Could you transcribe the material below exactly, without leaving out a single line?

====

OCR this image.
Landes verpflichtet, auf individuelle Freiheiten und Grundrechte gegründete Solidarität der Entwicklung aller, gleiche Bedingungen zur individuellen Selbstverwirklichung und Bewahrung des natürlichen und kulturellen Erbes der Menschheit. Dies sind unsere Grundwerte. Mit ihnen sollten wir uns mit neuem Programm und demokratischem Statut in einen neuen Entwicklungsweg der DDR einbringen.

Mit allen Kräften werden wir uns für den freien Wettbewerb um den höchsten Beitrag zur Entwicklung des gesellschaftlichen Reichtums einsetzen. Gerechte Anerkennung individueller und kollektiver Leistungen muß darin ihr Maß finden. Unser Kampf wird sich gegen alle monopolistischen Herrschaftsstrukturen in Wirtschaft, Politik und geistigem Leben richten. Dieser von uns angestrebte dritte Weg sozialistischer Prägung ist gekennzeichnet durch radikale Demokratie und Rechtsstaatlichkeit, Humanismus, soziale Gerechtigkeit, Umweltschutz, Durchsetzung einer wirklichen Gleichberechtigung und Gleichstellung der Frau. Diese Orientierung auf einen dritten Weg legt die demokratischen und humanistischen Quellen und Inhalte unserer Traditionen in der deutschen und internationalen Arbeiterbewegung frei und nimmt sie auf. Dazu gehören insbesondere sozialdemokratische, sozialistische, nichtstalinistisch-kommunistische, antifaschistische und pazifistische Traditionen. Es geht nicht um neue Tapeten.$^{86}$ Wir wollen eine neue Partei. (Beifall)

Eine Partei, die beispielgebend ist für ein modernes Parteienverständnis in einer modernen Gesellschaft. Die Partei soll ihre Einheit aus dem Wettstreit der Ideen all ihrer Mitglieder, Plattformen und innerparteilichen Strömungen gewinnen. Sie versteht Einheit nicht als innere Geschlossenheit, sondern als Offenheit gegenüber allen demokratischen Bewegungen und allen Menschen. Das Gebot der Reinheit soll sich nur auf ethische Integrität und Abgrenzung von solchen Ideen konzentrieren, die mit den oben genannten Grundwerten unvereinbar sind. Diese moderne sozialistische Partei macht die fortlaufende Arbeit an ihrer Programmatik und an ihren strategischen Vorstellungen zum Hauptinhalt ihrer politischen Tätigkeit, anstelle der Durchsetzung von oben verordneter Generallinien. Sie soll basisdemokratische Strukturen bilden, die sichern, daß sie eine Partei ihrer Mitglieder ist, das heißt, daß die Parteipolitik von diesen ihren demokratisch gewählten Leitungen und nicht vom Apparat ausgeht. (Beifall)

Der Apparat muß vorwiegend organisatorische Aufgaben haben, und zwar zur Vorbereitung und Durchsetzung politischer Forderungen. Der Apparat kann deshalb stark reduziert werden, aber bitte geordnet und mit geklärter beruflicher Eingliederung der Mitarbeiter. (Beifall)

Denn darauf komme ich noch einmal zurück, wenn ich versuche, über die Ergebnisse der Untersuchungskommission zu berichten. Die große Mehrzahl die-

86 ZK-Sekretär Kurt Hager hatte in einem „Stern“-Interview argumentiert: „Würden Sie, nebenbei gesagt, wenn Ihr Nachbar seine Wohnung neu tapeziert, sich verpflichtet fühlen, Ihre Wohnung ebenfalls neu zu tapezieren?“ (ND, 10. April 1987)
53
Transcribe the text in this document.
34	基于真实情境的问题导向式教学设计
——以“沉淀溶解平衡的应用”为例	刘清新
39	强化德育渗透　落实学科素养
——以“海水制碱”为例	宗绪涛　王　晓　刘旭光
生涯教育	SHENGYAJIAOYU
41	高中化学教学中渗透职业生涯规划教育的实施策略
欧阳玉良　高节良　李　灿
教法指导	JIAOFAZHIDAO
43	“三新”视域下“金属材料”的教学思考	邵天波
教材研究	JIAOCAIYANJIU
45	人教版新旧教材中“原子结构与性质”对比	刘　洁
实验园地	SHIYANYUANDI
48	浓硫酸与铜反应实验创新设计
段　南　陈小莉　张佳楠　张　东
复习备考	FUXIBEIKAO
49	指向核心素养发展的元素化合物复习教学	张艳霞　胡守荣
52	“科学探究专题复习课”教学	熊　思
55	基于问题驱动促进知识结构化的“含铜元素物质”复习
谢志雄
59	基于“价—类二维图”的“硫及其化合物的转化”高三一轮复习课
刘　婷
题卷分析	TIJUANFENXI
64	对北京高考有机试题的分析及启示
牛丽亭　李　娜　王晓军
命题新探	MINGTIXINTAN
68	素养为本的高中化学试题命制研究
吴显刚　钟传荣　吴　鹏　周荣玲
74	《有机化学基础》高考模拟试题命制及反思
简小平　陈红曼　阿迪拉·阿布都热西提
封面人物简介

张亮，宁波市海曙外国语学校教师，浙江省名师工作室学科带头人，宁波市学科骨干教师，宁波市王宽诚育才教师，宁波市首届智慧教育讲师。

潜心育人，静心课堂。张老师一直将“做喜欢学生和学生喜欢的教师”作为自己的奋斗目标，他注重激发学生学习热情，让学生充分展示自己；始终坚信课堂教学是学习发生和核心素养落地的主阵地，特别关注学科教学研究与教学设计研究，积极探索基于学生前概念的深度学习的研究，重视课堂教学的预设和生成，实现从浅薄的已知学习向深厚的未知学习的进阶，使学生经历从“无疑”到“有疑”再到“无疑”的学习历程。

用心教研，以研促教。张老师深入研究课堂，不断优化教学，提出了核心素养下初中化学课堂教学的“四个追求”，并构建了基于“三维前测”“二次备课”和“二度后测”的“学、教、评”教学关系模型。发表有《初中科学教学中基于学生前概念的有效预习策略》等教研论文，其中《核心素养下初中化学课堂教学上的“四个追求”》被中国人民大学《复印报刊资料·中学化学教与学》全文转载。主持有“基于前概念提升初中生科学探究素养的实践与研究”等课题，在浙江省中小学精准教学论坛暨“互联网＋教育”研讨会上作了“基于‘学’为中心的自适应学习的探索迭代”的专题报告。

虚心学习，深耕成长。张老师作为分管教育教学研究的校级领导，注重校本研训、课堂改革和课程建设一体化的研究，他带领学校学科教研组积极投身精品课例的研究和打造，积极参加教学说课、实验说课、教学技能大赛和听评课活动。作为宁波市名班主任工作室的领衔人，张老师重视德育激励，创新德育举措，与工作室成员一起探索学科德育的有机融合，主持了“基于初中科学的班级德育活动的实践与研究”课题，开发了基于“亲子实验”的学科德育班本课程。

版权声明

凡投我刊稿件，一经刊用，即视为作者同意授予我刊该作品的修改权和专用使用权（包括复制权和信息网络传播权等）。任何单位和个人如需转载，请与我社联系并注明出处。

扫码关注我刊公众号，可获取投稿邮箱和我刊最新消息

====

**WRITTEN RESPONSE**
OCR this image.
Landes verpflichtet, auf individuelle Freiheiten und Grundrechte gegründete Solidarität der Entwicklung aller, gleiche Bedingungen zur individuellen Selbstverwirklichung und Bewahrung des natürlichen und kulturellen Erbes der Menschheit. Dies sind unsere Grundwerte. Mit ihnen sollten wir uns mit neuem Programm und demokratischem Statut in einen neuen Entwicklungsweg der DDR einbringen.

Mit allen Kräften werden wir uns für den freien Wettbewerb um den höchsten Beitrag zur Entwicklung des gesellschaftlichen Reichtums einsetzen. Gerechte Anerkennung individueller und kollektiver Leistungen muß darin ihr Maß finden. Unser Kampf wird sich gegen alle monopolistischen Herrschaftsstrukturen in Wirtschaft, Politik und geistigem Leben richten. Dieser von uns angestrebte dritte Weg sozialistischer Prägung ist gekennzeichnet durch radikale Demokratie und Rechtsstaatlichkeit, Humanismus, soziale Gerechtigkeit, Umweltschutz, Durchsetzung einer wirklichen Gleichberechtigung und Gleichstellung der Frau. Diese Orientierung auf einen dritten Weg legt die demokratischen und humanistischen Quellen und Inhalte unserer Traditionen in der deutschen und internationalen Arbeiterbewegung frei und nimmt sie auf. Dazu gehören insbesondere sozialdemokratische, sozialistische, nichtstalinistisch-kommunistische, antifaschistische und pazifistische Traditionen. Es geht nicht um neue Tapeten.$^{86}$ Wir wollen eine neue Partei. (Beifall)

Eine Partei, die beispielgebend ist für ein modernes Parteienverständnis in einer modernen Gesellschaft. Die Partei soll ihre Einheit aus dem Wettstreit der Ideen all ihrer Mitglieder, Plattformen und innerparteilichen Strömungen gewinnen. Sie versteht Einheit nicht als innere Geschlossenheit, sondern als Offenheit gegenüber allen demokratischen Bewegungen und allen Menschen. Das Gebot der Reinheit soll sich nur auf ethische Integrität und Abgrenzung von solchen Ideen konzentrieren, die mit den oben genannten Grundwerten unvereinbar sind. Diese moderne sozialistische Partei macht die fortlaufende Arbeit an ihrer Programmatik und an ihren strategischen Vorstellungen zum Hauptinhalt ihrer politischen Tätigkeit, anstelle der Durchsetzung von oben verordneter Generallinien. Sie soll basisdemokratische Strukturen bilden, die sichern, daß sie eine Partei ihrer Mitglieder ist, das heißt, daß die Parteipolitik von diesen ihren demokratisch gewählten Leitungen und nicht vom Apparat ausgeht. (Beifall)

Der Apparat muß vorwiegend organisatorische Aufgaben haben, und zwar zur Vorbereitung und Durchsetzung politischer Forderungen. Der Apparat kann deshalb stark reduziert werden, aber bitte geordnet und mit geklärter beruflicher Eingliederung der Mitarbeiter. (Beifall)

Denn darauf komme ich noch einmal zurück, wenn ich versuche, über die Ergebnisse der Untersuchungskommission zu berichten. Die große Mehrzahl die-

86 ZK-Sekretär Kurt Hager hatte in einem „Stern“-Interview argumentiert: „Würden Sie, nebenbei gesagt, wenn Ihr Nachbar seine Wohnung neu tapeziert, sich verpflichtet fühlen, Ihre Wohnung ebenfalls neu zu tapezieren?“ (ND, 10. April 1987)
53
Transcribe the text in this document.
34	基于真实情境的问题导向式教学设计
——以“沉淀溶解平衡的应用”为例	刘清新
39	强化德育渗透　落实学科素养
——以“海水制碱”为例	宗绪涛　王　晓　刘旭光
生涯教育	SHENGYAJIAOYU
41	高中化学教学中渗透职业生涯规划教育的实施策略
欧阳玉良　高节良　李　灿
教法指导	JIAOFAZHIDAO
43	“三新”视域下“金属材料”的教学思考	邵天波
教材研究	JIAOCAIYANJIU
45	人教版新旧教材中“原子结构与性质”对比	刘　洁
实验园地	SHIYANYUANDI
48	浓硫酸与铜反应实验创新设计
段　南　陈小莉　张佳楠　张　东
复习备考	FUXIBEIKAO
49	指向核心素养发展的元素化合物复习教学	张艳霞　胡守荣
52	“科学探究专题复习课”教学	熊　思
55	基于问题驱动促进知识结构化的“含铜元素物质”复习
谢志雄
59	基于“价—类二维图”的“硫及其化合物的转化”高三一轮复习课
刘　婷
题卷分析	TIJUANFENXI
64	对北京高考有机试题的分析及启示
牛丽亭　李　娜　王晓军
命题新探	MINGTIXINTAN
68	素养为本的高中化学试题命制研究
吴显刚　钟传荣　吴　鹏　周荣玲
74	《有机化学基础》高考模拟试题命制及反思
简小平　陈红曼　阿迪拉·阿布都热西提
封面人物简介

张亮，宁波市海曙外国语学校教师，浙江省名师工作室学科带头人，宁波市学科骨干教师，宁波市王宽诚育才教师，宁波市首届智慧教育讲师。

潜心育人，静心课堂。张老师一直将“做喜欢学生和学生喜欢的教师”作为自己的奋斗目标，他注重激发学生学习热情，让学生充分展示自己；始终坚信课堂教学是学习发生和核心素养落地的主阵地，特别关注学科教学研究与教学设计研究，积极探索基于学生前概念的深度学习的研究，重视课堂教学的预设和生成，实现从浅薄的已知学习向深厚的未知学习的进阶，使学生经历从“无疑”到“有疑”再到“无疑”的学习历程。

用心教研，以研促教。张老师深入研究课堂，不断优化教学，提出了核心素养下初中化学课堂教学的“四个追求”，并构建了基于“三维前测”“二次备课”和“二度后测”的“学、教、评”教学关系模型。发表有《初中科学教学中基于学生前概念的有效预习策略》等教研论文，其中《核心素养下初中化学课堂教学上的“四个追求”》被中国人民大学《复印报刊资料·中学化学教与学》全文转载。主持有“基于前概念提升初中生科学探究素养的实践与研究”等课题，在浙江省中小学精准教学论坛暨“互联网＋教育”研讨会上作了“基于‘学’为中心的自适应学习的探索迭代”的专题报告。

虚心学习，深耕成长。张老师作为分管教育教学研究的校级领导，注重校本研训、课堂改革和课程建设一体化的研究，他带领学校学科教研组积极投身精品课例的研究和打造，积极参加教学说课、实验说课、教学技能大赛和听评课活动。作为宁波市名班主任工作室的领衔人，张老师重视德育激励，创新德育举措，与工作室成员一起探索学科德育的有机融合，主持了“基于初中科学的班级德育活动的实践与研究”课题，开发了基于“亲子实验”的学科德育班本课程。

版权声明

凡投我刊稿件，一经刊用，即视为作者同意授予我刊该作品的修改权和专用使用权（包括复制权和信息网络传播权等）。任何单位和个人如需转载，请与我社联系并注明出处。

扫码关注我刊公众号，可获取投稿邮箱和我刊最新消息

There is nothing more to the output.